EXERCISE REQUIREMENTS
Count every line that has "only" in it and give the total, nothing more.

MATERIAL
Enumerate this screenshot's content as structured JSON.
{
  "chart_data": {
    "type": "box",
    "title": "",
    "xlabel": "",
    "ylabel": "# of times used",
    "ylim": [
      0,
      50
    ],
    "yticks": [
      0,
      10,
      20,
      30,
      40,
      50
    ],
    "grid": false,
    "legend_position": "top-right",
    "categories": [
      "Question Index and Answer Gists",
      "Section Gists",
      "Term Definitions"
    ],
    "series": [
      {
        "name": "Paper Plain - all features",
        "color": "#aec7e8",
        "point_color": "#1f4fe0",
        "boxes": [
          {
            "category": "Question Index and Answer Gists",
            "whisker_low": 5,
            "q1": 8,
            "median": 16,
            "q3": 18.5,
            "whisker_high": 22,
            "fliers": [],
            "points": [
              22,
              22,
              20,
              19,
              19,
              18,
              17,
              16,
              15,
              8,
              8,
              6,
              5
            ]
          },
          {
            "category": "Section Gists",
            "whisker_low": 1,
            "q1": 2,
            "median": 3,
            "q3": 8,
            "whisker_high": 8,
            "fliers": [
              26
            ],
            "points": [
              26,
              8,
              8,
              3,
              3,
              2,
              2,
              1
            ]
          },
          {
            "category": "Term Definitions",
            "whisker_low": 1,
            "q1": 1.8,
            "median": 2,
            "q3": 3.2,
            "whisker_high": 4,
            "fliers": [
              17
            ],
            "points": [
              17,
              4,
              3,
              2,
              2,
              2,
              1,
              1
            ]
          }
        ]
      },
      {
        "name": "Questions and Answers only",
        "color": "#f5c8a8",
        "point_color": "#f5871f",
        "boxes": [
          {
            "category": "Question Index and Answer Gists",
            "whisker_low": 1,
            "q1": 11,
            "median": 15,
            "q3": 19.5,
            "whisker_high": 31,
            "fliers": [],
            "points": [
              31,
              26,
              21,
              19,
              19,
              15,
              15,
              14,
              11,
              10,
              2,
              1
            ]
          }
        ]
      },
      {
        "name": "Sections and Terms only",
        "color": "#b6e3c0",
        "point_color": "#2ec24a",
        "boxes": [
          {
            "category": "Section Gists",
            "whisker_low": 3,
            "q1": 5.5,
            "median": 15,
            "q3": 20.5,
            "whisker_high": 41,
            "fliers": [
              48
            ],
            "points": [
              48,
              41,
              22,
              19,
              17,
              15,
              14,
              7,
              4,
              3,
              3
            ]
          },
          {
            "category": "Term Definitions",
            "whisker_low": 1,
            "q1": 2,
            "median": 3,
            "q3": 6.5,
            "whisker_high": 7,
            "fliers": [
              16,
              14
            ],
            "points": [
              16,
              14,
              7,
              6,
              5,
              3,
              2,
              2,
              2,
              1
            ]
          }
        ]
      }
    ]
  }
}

SOLVED EXERCISE
2